**Texto proporcionado:**
La atención no desaparece, se desplaza 

El comportamiento de las audiencias no va a cambiar por decreto, pero tendrá que adaptarse y, como la energía que no se destruye y sólo se transforma, la atención adolescente no desaparecerá, sino que se dirigirá a otros entornos. 

Los datos ya anticipan parte de ese movimiento. Los jóvenes son los principales consumidores de vídeo online y plataformas bajo demanda, y su consumo de contenidos digitales va más allá de las redes sociales tradicionales. 

En este contexto ganan peso entornos como el vídeo en streaming, el gaming, las plataformas de contenido bajo demanda o incluso formatos híbridos entre entretenimiento y comunidad. 

Esto obliga a las marcas a replantear el mapa de medios. La planificación ya no girará únicamente en torno a plataformas sociales y pasará a centrarse en ecosistemas de atención más amplios, donde el contacto con el usuario es menos directo, pero potencialmente más cualificado. 

Cambia también el tipo de impacto publicitario 

Cuando una audiencia pasa a ser más difícil de contactar de forma directa, cambia la lógica de cómo conectar con ella.

**Datos de origen:**
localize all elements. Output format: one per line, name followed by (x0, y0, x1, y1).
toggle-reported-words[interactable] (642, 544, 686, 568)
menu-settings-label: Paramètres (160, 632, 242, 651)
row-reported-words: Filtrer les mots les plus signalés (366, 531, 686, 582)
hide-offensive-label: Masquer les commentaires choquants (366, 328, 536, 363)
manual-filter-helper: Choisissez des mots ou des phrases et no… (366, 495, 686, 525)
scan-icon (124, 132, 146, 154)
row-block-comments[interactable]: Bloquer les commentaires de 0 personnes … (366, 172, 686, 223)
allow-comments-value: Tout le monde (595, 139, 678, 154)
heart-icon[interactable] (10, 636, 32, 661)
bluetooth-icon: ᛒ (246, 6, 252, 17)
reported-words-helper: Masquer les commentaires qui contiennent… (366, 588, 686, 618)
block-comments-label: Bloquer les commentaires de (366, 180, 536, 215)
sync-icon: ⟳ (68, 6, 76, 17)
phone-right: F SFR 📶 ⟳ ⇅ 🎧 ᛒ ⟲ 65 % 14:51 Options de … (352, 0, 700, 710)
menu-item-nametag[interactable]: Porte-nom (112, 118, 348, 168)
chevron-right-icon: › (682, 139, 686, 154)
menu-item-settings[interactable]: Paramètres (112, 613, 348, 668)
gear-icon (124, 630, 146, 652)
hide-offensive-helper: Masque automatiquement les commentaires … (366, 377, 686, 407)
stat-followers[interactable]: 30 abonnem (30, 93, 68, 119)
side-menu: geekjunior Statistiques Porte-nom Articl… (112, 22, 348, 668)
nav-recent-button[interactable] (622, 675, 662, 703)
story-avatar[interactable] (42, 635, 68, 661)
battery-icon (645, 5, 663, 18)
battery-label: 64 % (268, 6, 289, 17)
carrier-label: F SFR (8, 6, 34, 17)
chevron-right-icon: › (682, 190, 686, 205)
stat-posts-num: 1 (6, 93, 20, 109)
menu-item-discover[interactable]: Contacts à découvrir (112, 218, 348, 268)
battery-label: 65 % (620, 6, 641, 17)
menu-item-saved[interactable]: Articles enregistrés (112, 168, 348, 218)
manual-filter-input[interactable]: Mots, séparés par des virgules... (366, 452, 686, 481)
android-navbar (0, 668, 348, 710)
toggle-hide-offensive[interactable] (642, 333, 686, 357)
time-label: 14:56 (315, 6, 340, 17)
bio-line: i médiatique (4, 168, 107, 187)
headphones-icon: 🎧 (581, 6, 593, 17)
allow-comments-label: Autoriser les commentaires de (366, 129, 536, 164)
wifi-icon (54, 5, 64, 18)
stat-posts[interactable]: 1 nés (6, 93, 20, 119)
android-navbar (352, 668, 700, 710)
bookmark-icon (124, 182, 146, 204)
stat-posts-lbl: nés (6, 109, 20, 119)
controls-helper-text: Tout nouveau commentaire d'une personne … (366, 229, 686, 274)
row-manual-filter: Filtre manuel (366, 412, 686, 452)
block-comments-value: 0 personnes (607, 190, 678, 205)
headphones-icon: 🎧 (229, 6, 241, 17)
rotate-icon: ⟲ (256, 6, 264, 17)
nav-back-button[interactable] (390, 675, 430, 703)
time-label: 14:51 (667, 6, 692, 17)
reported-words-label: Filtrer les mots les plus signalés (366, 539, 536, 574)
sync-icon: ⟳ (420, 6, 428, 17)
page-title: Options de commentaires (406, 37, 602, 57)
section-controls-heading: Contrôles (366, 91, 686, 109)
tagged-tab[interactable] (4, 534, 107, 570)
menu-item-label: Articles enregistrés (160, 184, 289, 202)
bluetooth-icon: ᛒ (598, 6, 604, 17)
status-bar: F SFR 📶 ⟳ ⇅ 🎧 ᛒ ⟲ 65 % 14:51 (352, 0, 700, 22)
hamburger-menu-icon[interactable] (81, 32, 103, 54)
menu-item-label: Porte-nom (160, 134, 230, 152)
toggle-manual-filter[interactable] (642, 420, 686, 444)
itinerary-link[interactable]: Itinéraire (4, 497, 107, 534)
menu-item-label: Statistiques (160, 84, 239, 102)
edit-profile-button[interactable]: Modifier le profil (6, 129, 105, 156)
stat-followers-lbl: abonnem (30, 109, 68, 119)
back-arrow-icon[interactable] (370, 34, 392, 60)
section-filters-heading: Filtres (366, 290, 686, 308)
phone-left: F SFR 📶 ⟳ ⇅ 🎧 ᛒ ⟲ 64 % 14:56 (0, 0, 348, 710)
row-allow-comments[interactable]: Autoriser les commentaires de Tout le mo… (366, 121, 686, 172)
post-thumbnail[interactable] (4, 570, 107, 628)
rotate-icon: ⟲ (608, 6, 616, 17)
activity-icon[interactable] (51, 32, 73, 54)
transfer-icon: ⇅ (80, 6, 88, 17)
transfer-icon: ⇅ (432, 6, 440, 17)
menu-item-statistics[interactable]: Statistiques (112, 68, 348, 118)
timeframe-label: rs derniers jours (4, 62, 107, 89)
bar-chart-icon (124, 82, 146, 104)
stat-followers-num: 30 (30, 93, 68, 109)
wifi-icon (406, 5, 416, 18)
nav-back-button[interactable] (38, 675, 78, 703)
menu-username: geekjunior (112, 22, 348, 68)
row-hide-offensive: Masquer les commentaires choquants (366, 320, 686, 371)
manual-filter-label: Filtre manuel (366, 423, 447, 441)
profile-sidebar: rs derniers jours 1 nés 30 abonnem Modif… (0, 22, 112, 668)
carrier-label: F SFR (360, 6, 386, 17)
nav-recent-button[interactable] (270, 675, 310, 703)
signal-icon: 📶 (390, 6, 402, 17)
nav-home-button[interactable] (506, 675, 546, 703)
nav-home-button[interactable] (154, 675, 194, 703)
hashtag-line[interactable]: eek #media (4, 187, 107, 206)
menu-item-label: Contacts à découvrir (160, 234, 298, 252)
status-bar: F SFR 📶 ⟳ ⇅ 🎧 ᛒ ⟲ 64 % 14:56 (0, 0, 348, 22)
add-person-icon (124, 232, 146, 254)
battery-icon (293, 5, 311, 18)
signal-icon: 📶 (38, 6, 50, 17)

**Tus tareas:**
a – Reproduce literalmente el fragmento del texto proporcionado que va desde "Los datos ya" hasta "potencialmente más cualificado.".
b – Enumera los entornos que, según el texto proporcionado, ganan peso en este contexto.
c – Según el texto proporcionado, ¿quiénes son los principales consumidores de vídeo online y plataformas bajo demanda?

**Respuestas por tarea:**
a –
Los datos ya anticipan parte de ese movimiento. Los jóvenes son los principales consumidores de vídeo online y plataformas bajo demanda, y su consumo de contenidos digitales va más allá de las redes sociales tradicionales. 

En este contexto ganan peso entornos como el vídeo en streaming, el gaming, las plataformas de contenido bajo demanda o incluso formatos híbridos entre entretenimiento y comunidad. 

Esto obliga a las marcas a replantear el mapa de medios. La planificación ya no girará únicamente en torno a plataformas sociales y pasará a centrarse en ecosistemas de atención más amplios, donde el contacto con el usuario es menos directo, pero potencialmente más cualificado.

b –
- el vídeo en streaming
- el gaming
- las plataformas de contenido bajo demanda
- los formatos híbridos entre entretenimiento y comunidad

c – Los jóvenes.